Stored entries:

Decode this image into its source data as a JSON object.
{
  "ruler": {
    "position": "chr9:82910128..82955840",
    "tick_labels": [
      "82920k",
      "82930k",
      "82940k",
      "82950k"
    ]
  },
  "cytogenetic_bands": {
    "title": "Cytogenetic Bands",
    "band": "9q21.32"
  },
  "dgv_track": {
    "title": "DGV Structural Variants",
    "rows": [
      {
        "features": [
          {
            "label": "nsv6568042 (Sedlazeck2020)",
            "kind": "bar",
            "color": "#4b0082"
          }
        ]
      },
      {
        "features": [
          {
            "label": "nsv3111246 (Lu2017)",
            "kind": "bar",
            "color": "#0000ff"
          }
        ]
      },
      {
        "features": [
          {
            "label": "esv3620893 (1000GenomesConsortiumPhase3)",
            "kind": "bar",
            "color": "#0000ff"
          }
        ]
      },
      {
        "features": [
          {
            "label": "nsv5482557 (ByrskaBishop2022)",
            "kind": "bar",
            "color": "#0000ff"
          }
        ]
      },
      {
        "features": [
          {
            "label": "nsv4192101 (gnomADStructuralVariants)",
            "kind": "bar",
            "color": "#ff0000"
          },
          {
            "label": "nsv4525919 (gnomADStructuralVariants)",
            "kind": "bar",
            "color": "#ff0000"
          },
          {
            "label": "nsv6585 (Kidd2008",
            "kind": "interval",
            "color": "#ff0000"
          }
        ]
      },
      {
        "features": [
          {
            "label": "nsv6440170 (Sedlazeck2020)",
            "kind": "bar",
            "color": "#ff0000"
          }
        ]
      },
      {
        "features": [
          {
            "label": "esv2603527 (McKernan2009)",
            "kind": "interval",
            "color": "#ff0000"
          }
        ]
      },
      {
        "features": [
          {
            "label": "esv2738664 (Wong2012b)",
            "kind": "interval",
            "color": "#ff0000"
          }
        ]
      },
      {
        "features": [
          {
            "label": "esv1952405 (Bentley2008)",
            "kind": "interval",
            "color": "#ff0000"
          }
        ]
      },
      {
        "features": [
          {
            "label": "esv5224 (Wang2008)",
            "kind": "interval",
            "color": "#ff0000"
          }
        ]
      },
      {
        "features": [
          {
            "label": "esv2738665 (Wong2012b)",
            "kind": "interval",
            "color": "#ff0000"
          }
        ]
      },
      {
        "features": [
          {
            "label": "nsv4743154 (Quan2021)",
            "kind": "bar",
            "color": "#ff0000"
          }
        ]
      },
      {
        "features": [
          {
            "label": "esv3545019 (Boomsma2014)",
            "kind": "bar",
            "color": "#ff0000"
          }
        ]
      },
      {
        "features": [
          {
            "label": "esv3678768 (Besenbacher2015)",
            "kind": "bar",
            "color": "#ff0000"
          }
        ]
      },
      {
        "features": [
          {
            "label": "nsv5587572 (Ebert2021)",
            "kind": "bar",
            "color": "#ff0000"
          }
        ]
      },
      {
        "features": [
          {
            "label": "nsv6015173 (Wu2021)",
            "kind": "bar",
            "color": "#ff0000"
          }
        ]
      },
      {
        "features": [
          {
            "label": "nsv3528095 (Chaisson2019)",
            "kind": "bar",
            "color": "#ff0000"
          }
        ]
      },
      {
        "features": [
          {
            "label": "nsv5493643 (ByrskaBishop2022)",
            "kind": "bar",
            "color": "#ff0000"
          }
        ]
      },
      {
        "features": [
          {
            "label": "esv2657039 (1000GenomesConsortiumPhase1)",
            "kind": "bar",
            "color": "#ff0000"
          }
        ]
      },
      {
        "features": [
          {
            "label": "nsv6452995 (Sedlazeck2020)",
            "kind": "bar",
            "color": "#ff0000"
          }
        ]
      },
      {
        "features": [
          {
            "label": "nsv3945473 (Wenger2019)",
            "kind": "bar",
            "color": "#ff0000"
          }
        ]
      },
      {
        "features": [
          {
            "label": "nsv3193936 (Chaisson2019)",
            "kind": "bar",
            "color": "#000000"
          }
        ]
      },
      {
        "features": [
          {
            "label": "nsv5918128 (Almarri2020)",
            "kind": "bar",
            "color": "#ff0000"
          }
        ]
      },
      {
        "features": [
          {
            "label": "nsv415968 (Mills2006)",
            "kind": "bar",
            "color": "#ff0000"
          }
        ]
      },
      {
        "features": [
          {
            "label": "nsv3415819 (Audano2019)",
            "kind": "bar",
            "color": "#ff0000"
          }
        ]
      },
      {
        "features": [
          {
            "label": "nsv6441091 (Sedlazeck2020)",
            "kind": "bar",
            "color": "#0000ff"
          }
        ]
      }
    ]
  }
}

• WHAT YOU NEED TO DO: Quote the data above in full, changing nothing.

• SOLUTION TO THE EXERCISE:
Decode this image into its source data as a JSON object.
{
  "ruler": {
    "position": "chr9:82910128..82955840",
    "tick_labels": [
      "82920k",
      "82930k",
      "82940k",
      "82950k"
    ]
  },
  "cytogenetic_bands": {
    "title": "Cytogenetic Bands",
    "band": "9q21.32"
  },
  "dgv_track": {
    "title": "DGV Structural Variants",
    "rows": [
      {
        "features": [
          {
            "label": "nsv6568042 (Sedlazeck2020)",
            "kind": "bar",
            "color": "#4b0082"
          }
        ]
      },
      {
        "features": [
          {
            "label": "nsv3111246 (Lu2017)",
            "kind": "bar",
            "color": "#0000ff"
          }
        ]
      },
      {
        "features": [
          {
            "label": "esv3620893 (1000GenomesConsortiumPhase3)",
            "kind": "bar",
            "color": "#0000ff"
          }
        ]
      },
      {
        "features": [
          {
            "label": "nsv5482557 (ByrskaBishop2022)",
            "kind": "bar",
            "color": "#0000ff"
          }
        ]
      },
      {
        "features": [
          {
            "label": "nsv4192101 (gnomADStructuralVariants)",
            "kind": "bar",
            "color": "#ff0000"
          },
          {
            "label": "nsv4525919 (gnomADStructuralVariants)",
            "kind": "bar",
            "color": "#ff0000"
          },
          {
            "label": "nsv6585 (Kidd2008",
            "kind": "interval",
            "color": "#ff0000"
          }
        ]
      },
      {
        "features": [
          {
            "label": "nsv6440170 (Sedlazeck2020)",
            "kind": "bar",
            "color": "#ff0000"
          }
        ]
      },
      {
        "features": [
          {
            "label": "esv2603527 (McKernan2009)",
            "kind": "interval",
            "color": "#ff0000"
          }
        ]
      },
      {
        "features": [
          {
            "label": "esv2738664 (Wong2012b)",
            "kind": "interval",
            "color": "#ff0000"
          }
        ]
      },
      {
        "features": [
          {
            "label": "esv1952405 (Bentley2008)",
            "kind": "interval",
            "color": "#ff0000"
          }
        ]
      },
      {
        "features": [
          {
            "label": "esv5224 (Wang2008)",
            "kind": "interval",
            "color": "#ff0000"
          }
        ]
      },
      {
        "features": [
          {
            "label": "esv2738665 (Wong2012b)",
            "kind": "interval",
            "color": "#ff0000"
          }
        ]
      },
      {
        "features": [
          {
            "label": "nsv4743154 (Quan2021)",
            "kind": "bar",
            "color": "#ff0000"
          }
        ]
      },
      {
        "features": [
          {
            "label": "esv3545019 (Boomsma2014)",
            "kind": "bar",
            "color": "#ff0000"
          }
        ]
      },
      {
        "features": [
          {
            "label": "esv3678768 (Besenbacher2015)",
            "kind": "bar",
            "color": "#ff0000"
          }
        ]
      },
      {
        "features": [
          {
            "label": "nsv5587572 (Ebert2021)",
            "kind": "bar",
            "color": "#ff0000"
          }
        ]
      },
      {
        "features": [
          {
            "label": "nsv6015173 (Wu2021)",
            "kind": "bar",
            "color": "#ff0000"
          }
        ]
      },
      {
        "features": [
          {
            "label": "nsv3528095 (Chaisson2019)",
            "kind": "bar",
            "color": "#ff0000"
          }
        ]
      },
      {
        "features": [
          {
            "label": "nsv5493643 (ByrskaBishop2022)",
            "kind": "bar",
            "color": "#ff0000"
          }
        ]
      },
      {
        "features": [
          {
            "label": "esv2657039 (1000GenomesConsortiumPhase1)",
            "kind": "bar",
            "color": "#ff0000"
          }
        ]
      },
      {
        "features": [
          {
            "label": "nsv6452995 (Sedlazeck2020)",
            "kind": "bar",
            "color": "#ff0000"
          }
        ]
      },
      {
        "features": [
          {
            "label": "nsv3945473 (Wenger2019)",
            "kind": "bar",
            "color": "#ff0000"
          }
        ]
      },
      {
        "features": [
          {
            "label": "nsv3193936 (Chaisson2019)",
            "kind": "bar",
            "color": "#000000"
          }
        ]
      },
      {
        "features": [
          {
            "label": "nsv5918128 (Almarri2020)",
            "kind": "bar",
            "color": "#ff0000"
          }
        ]
      },
      {
        "features": [
          {
            "label": "nsv415968 (Mills2006)",
            "kind": "bar",
            "color": "#ff0000"
          }
        ]
      },
      {
        "features": [
          {
            "label": "nsv3415819 (Audano2019)",
            "kind": "bar",
            "color": "#ff0000"
          }
        ]
      },
      {
        "features": [
          {
            "label": "nsv6441091 (Sedlazeck2020)",
            "kind": "bar",
            "color": "#0000ff"
          }
        ]
      }
    ]
  }
}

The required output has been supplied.